Collect from the data below each line with "BATEAUX".

-- Start of Listed records --

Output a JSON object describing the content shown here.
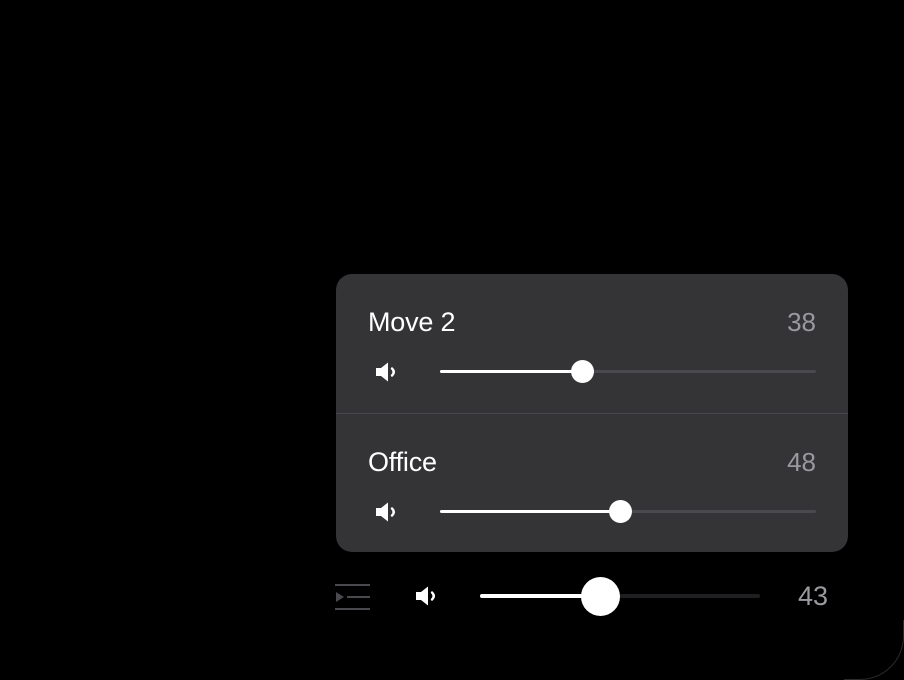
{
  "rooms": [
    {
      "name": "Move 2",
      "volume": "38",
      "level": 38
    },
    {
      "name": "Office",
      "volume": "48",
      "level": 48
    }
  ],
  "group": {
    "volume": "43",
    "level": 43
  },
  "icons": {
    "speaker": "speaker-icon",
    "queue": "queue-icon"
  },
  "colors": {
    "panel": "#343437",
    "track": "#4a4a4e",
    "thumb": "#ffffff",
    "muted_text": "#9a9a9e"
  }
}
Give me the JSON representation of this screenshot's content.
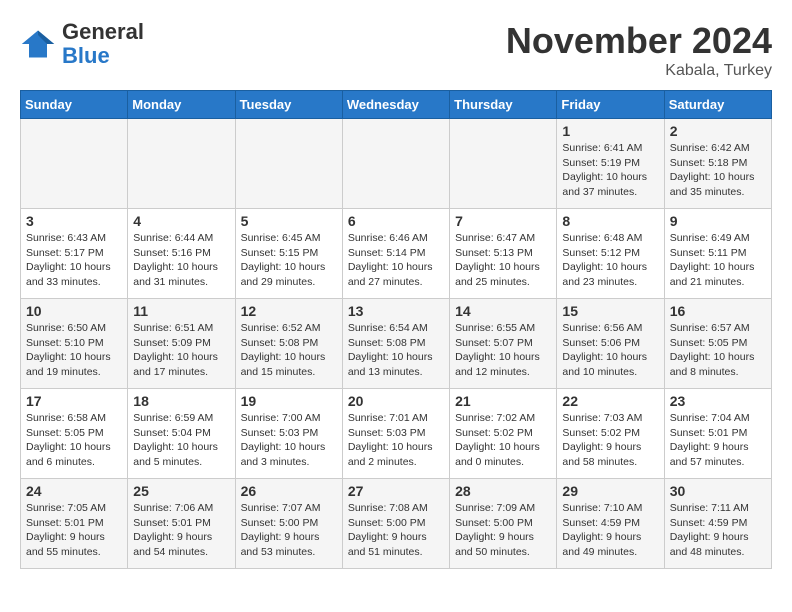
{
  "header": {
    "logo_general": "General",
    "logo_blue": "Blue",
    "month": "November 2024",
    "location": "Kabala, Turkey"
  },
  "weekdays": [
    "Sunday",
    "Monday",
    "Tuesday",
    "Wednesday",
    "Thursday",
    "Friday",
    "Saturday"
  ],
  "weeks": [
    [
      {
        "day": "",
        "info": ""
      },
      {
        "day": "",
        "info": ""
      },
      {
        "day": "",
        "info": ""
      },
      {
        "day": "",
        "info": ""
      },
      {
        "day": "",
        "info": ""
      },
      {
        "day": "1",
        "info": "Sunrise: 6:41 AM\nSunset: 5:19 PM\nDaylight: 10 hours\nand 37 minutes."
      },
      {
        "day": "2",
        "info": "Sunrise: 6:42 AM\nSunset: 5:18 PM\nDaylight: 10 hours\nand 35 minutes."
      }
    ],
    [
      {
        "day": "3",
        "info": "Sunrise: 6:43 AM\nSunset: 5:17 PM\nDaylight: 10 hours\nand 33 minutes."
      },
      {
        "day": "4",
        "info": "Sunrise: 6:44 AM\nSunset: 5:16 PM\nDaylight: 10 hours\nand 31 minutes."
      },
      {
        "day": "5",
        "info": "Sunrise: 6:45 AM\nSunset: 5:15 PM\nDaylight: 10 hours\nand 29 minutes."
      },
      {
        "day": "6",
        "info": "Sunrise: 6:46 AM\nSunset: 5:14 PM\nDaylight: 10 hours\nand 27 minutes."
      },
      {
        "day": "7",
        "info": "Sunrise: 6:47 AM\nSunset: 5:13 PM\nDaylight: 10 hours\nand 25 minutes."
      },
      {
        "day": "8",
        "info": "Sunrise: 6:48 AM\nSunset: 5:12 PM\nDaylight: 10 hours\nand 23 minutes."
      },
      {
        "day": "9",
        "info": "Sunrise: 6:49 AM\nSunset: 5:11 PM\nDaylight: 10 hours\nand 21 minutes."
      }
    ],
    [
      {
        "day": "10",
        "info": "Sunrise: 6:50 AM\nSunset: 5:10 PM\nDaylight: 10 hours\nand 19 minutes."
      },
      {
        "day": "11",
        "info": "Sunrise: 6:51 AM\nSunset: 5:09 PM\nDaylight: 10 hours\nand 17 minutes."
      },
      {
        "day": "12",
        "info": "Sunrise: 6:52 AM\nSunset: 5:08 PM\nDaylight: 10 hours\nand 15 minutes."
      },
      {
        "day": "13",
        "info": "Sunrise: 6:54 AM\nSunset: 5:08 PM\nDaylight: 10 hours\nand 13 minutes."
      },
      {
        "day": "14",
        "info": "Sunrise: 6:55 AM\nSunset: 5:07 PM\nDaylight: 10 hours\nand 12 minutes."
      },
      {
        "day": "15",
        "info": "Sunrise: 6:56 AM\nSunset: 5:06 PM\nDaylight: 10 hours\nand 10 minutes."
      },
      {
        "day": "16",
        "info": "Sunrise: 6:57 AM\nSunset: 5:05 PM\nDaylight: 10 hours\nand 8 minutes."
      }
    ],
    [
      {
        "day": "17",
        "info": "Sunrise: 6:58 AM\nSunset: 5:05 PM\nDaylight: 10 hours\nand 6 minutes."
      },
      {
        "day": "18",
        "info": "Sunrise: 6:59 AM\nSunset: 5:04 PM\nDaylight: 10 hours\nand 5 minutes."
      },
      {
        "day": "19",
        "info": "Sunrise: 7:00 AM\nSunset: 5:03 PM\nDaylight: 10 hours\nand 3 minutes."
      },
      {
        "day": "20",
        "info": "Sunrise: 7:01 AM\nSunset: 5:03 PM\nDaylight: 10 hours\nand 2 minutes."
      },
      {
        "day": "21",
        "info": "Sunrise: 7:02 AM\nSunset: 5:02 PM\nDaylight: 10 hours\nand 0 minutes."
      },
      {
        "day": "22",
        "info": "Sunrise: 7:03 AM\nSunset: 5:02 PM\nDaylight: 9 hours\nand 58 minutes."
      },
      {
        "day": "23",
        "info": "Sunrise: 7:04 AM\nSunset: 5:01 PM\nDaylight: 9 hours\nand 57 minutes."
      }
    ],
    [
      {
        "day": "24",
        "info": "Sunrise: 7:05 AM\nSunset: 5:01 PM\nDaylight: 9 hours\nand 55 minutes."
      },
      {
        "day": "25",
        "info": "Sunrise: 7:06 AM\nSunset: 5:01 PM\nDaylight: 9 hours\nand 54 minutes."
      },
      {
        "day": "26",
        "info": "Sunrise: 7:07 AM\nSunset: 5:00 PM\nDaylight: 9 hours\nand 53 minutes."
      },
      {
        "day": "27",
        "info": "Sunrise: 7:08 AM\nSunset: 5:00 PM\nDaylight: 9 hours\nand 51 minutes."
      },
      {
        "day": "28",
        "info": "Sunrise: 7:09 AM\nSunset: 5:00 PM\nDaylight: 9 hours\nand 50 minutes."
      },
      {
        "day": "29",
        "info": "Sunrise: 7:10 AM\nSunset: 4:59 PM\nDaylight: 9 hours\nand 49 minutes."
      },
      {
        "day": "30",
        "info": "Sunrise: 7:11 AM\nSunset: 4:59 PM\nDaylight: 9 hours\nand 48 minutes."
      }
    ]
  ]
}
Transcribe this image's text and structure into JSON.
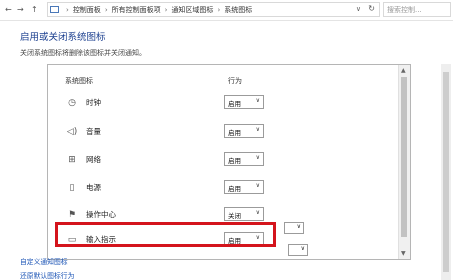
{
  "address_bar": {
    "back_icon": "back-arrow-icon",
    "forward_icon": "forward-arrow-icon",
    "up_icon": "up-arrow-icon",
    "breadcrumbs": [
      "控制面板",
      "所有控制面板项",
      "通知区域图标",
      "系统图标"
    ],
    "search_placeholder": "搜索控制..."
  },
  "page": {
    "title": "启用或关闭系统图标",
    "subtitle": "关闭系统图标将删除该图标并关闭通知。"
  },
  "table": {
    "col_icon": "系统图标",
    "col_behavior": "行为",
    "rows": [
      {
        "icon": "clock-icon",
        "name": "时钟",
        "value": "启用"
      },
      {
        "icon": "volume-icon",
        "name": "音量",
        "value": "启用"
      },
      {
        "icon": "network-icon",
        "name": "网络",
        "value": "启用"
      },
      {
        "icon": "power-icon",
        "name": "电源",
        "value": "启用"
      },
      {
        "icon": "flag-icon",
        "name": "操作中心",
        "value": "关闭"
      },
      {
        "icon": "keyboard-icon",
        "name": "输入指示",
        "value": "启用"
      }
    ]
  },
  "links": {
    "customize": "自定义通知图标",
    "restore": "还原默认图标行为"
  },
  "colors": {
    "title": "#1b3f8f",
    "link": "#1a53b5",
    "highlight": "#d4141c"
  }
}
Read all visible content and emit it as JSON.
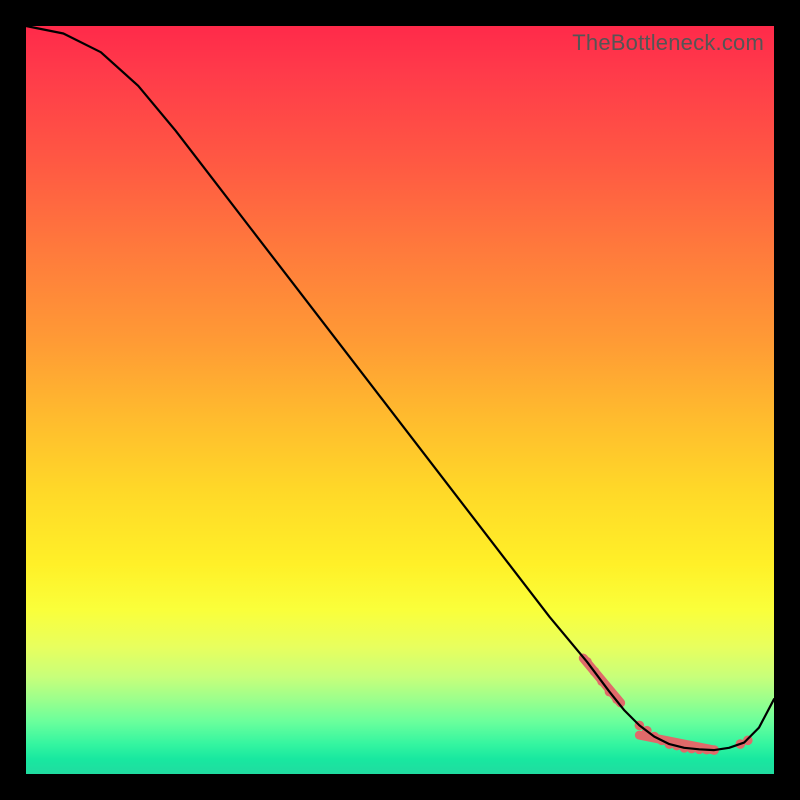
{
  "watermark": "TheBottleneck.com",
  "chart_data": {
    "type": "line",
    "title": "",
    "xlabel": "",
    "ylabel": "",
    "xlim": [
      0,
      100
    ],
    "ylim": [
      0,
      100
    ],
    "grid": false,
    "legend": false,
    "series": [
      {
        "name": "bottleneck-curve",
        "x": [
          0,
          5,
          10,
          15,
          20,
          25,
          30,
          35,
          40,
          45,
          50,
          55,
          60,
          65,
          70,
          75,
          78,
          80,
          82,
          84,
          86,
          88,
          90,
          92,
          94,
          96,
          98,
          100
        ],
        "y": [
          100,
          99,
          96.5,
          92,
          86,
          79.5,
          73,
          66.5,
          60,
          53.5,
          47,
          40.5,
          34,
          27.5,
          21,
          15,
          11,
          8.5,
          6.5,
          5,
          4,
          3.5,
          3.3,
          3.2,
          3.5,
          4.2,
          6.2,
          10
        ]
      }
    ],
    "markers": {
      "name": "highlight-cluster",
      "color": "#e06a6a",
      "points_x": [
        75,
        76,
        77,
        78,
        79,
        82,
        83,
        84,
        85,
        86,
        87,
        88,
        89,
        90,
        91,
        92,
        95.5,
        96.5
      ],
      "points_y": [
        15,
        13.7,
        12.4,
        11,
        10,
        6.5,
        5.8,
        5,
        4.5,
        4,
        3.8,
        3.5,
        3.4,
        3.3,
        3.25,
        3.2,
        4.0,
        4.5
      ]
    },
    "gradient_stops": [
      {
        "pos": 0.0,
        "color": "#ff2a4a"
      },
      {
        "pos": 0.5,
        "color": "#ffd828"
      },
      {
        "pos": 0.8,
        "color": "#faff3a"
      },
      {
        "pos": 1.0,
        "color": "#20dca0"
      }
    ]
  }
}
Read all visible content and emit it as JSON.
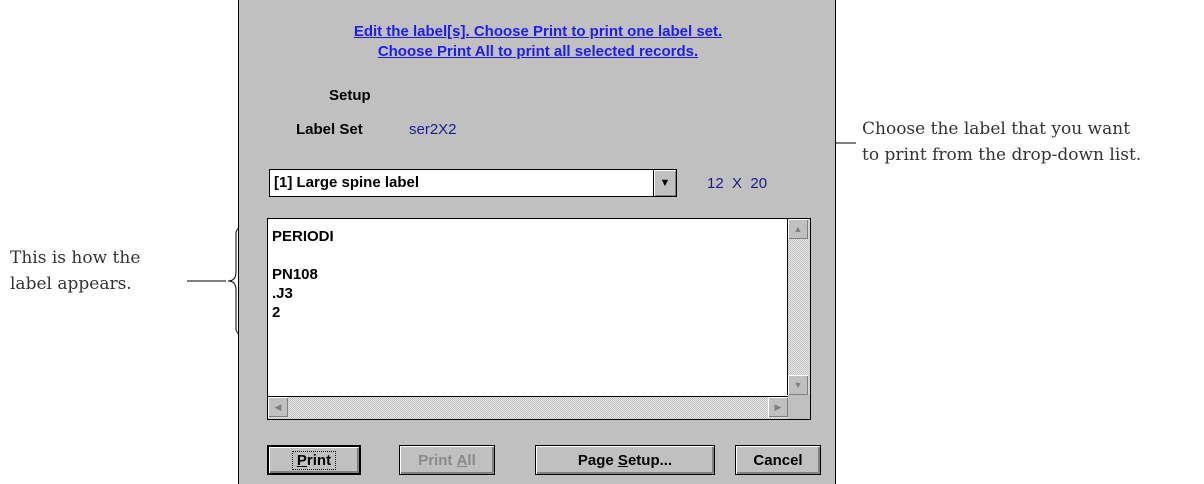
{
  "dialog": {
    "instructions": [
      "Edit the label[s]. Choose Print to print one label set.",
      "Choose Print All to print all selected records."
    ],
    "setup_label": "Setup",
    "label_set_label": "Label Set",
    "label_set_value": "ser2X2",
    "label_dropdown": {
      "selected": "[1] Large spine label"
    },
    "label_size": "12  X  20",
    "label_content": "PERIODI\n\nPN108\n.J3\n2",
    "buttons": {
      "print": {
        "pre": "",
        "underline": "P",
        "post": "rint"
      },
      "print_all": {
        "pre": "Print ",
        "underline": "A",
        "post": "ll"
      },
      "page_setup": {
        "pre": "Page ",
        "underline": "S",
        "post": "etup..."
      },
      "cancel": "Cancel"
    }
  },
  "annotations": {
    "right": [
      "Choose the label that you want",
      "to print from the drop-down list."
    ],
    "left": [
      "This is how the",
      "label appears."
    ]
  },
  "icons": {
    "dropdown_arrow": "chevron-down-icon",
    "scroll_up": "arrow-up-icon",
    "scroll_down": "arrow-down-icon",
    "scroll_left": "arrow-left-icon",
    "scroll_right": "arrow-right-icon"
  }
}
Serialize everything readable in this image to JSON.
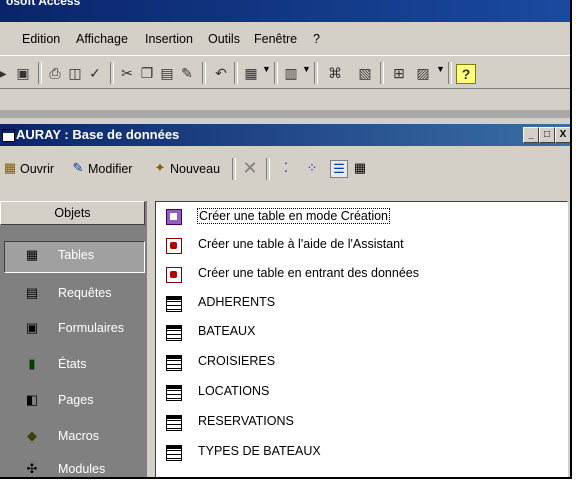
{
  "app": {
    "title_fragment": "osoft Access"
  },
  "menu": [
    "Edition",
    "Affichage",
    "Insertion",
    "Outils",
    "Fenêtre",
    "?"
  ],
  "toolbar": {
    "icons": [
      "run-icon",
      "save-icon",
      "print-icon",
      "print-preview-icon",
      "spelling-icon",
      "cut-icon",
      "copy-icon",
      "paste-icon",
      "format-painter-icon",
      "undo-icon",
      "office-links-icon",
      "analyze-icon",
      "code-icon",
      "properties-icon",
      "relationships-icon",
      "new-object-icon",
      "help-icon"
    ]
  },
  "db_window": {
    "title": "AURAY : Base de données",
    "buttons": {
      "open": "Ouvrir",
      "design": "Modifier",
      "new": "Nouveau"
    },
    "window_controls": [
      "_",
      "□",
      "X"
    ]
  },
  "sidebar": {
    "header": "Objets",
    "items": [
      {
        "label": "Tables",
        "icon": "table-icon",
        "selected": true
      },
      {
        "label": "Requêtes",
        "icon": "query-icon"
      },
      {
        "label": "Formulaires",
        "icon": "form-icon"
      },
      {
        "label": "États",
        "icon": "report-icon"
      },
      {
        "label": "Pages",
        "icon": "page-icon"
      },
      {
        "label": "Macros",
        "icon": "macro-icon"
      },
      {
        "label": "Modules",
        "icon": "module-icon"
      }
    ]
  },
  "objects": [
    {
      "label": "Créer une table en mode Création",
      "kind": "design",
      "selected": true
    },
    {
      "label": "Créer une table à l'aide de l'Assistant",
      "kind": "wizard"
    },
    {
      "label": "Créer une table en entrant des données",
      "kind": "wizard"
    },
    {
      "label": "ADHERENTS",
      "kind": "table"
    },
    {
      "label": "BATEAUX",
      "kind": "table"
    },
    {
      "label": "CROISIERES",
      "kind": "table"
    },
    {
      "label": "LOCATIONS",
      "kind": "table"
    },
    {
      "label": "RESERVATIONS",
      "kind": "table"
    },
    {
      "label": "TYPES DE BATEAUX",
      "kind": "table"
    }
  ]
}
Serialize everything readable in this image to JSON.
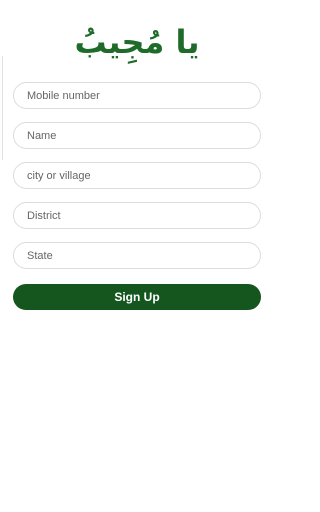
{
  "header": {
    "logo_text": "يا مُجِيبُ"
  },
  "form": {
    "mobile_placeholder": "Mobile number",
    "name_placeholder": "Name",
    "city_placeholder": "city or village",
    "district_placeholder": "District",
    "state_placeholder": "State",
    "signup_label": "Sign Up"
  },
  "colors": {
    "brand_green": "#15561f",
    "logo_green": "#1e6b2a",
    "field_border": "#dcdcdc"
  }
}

-- End of Listed records --

* Solution below *
      "label": "BATEAUX",
      "label": "TYPES DE BATEAUX",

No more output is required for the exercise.